*SET PROBLEM:*
Reproduce all the entries precisely.

--- start DATASET RECORDS ---

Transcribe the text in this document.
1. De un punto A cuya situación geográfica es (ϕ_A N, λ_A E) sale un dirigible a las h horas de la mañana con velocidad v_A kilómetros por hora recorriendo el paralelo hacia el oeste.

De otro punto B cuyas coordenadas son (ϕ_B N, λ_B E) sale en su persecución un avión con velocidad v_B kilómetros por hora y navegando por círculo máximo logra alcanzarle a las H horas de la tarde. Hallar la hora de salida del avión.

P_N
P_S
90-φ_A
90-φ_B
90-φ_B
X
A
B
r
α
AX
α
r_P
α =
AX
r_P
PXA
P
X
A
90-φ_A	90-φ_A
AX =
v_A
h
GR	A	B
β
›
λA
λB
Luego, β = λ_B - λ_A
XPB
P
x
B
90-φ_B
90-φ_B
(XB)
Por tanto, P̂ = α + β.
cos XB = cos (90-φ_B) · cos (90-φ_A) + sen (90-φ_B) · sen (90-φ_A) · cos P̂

--- end DATASET RECORDS ---

*ANSWER TO THIS TASK:*
Transcribe the text in this document.
1. De un punto A cuya situación geográfica es (ϕ_A N, λ_A E) sale un dirigible a las h horas de la mañana con velocidad v_A kilómetros por hora recorriendo el paralelo hacia el oeste.

De otro punto B cuyas coordenadas son (ϕ_B N, λ_B E) sale en su persecución un avión con velocidad v_B kilómetros por hora y navegando por círculo máximo logra alcanzarle a las H horas de la tarde. Hallar la hora de salida del avión.

P_N
P_S
90-φ_A
90-φ_B
90-φ_B
X
A
B
r
α
AX
α
r_P
α =
AX
r_P
PXA
P
X
A
90-φ_A	90-φ_A
AX =
v_A
h
GR	A	B
β
›
λA
λB
Luego, β = λ_B - λ_A
XPB
P
x
B
90-φ_B
90-φ_B
(XB)
Por tanto, P̂ = α + β.
cos XB = cos (90-φ_B) · cos (90-φ_A) + sen (90-φ_B) · sen (90-φ_A) · cos P̂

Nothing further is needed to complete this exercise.